[Rows from a dataset]
## begin

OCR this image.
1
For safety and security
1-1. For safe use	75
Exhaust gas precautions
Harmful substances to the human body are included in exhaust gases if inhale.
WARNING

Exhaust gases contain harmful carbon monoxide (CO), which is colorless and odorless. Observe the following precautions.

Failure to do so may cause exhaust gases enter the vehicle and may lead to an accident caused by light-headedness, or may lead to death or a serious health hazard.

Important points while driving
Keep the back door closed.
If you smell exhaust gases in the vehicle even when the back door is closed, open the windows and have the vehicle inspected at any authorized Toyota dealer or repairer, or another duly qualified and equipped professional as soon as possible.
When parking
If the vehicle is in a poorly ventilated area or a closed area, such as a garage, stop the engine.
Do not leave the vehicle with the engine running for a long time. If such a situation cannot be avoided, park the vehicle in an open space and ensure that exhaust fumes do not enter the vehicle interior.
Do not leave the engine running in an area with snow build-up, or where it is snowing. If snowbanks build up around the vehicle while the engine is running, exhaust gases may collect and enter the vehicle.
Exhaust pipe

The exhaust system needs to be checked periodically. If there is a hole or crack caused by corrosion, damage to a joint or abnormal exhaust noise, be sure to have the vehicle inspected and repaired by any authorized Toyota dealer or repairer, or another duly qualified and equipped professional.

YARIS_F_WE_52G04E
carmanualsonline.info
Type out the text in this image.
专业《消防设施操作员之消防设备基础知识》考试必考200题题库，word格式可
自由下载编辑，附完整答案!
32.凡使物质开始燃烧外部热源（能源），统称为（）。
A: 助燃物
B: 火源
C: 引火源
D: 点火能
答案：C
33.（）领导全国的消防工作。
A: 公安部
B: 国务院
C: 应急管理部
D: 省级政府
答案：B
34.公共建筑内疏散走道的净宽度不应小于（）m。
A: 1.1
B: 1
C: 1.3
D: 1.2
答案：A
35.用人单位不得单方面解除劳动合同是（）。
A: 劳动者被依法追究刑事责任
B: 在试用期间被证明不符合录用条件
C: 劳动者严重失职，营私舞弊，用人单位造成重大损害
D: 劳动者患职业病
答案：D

## end

■ THE EXERCISE: Look over the listing above. Pick out and copy every line that includes "running".

■ IN RESPONSE:
Do not leave the vehicle with the engine running for a long time. If such a situation cannot be avoided, park the vehicle in an open space and ensure that exhaust fumes do not enter the vehicle interior.
Do not leave the engine running in an area with snow build-up, or where it is snowing. If snowbanks build up around the vehicle while the engine is running, exhaust gases may collect and enter the vehicle.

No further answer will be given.